__APPLY WHAT YOU READ__
1 > Answer these questions from the passage on the Cloudflare outage:
(a) At what time UTC did the incident begin?
(b) Which services did Cloudflare name as failing when it acknowledged the issue?
(c) How often is the Bot Management feature configuration file refreshed and published?
2 > Output the Cloudflare outage passage between "The incident began" and "across its infrastructure.", inclusive, copying it exactly.

__PASSAGE PROVIDED__
[Start of section]
The incident began at 11:20 UTC when the company's global network started experiencing widespread service failures. Users attempting to access affected websites encountered "internal server error" messages displaying HTTP 500 status codes, rendering countless online platforms inaccessible during the disruption. Cloudflare acknowledged the issue at 11:48 UTC, warning customers that multiple services including its dashboard and API were failing, and stated it was investigating the problem that impacted numerous customers across its infrastructure.

The root cause of the outage was identified as a configuration file used by Cloudflare's Bot Management system that automatically generates and deploys machine learning model features to detect and manage bot traffic across the network. According to Cloudflare's official incident report, this feature configuration file, which is refreshed and published every few minutes to allow rapid response to evolving bot attacks and traffic patterns, unexpectedly grew beyond its expected size of entries. When the oversized configuration file was deployed across Cloudflare's global network, it triggered a crash in the software system responsible for routing and handling traffic for Cloudflare services.
[End of section]
__LISTED ENTRIES__
[Start of section]
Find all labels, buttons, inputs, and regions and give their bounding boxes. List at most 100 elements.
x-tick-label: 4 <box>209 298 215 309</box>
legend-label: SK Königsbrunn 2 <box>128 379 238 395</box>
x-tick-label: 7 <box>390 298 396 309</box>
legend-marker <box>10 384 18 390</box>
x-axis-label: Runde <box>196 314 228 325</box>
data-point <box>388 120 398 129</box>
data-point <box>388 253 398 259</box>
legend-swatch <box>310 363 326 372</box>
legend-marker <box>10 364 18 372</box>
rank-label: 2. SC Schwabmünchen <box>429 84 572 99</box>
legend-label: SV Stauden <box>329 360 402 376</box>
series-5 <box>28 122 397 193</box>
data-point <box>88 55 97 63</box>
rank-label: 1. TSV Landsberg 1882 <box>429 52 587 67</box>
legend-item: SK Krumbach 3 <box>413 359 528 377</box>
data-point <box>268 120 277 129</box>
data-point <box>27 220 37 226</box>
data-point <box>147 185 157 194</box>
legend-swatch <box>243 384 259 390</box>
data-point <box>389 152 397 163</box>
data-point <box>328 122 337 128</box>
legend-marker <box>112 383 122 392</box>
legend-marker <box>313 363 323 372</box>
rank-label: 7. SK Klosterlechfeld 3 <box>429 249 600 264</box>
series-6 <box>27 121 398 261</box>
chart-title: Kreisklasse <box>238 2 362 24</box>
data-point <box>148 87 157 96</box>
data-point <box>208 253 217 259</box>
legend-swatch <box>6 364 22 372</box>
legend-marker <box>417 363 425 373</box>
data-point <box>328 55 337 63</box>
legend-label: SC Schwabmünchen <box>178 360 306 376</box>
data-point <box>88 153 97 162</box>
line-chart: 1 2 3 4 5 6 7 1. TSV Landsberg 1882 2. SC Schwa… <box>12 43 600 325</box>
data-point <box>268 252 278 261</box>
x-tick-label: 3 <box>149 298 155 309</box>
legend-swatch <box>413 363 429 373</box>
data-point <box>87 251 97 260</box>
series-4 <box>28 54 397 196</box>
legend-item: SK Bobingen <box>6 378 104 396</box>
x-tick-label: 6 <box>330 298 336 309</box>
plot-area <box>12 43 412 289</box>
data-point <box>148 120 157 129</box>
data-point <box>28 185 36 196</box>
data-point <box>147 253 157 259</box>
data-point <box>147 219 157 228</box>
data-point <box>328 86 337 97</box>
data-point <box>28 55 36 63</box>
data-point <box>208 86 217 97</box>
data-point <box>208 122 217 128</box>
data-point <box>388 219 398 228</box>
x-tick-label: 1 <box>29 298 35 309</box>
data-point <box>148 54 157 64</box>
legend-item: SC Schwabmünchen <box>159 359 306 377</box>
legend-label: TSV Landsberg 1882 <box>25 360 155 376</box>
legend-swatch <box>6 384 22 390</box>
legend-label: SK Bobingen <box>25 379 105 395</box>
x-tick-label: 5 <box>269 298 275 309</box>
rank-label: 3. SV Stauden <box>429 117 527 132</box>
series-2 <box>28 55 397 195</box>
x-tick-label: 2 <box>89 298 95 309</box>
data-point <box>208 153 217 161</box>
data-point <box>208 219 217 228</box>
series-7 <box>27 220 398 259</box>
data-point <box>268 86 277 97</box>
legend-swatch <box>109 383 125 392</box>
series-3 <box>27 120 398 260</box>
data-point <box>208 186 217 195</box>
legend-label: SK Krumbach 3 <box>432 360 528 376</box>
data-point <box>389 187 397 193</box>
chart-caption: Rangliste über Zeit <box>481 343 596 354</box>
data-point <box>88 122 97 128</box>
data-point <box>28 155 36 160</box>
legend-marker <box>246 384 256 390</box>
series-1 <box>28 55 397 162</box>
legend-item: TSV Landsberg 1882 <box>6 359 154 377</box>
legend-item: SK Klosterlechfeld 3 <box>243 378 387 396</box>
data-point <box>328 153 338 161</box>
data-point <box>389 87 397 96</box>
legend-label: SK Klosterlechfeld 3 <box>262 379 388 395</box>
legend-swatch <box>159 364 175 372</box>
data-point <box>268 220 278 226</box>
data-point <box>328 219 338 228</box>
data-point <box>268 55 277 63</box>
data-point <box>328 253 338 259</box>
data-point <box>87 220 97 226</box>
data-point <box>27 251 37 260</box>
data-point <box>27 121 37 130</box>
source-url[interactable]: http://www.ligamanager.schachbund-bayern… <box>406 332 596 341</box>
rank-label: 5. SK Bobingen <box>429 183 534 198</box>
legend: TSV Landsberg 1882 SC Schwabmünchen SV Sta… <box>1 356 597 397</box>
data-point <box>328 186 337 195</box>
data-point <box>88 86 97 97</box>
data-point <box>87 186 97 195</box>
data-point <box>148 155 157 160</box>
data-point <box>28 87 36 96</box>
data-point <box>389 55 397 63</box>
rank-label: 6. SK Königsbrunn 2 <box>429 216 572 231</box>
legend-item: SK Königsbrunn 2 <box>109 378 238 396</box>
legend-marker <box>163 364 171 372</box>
[End of section]
__SOLUTIONS FOR EACH TASK__
1 >
(a) 11:20 UTC
(b) Its dashboard and API
(c) Every few minutes

2 >
The incident began at 11:20 UTC when the company's global network started experiencing widespread service failures. Users attempting to access affected websites encountered "internal server error" messages displaying HTTP 500 status codes, rendering countless online platforms inaccessible during the disruption. Cloudflare acknowledged the issue at 11:48 UTC, warning customers that multiple services including its dashboard and API were failing, and stated it was investigating the problem that impacted numerous customers across its infrastructure.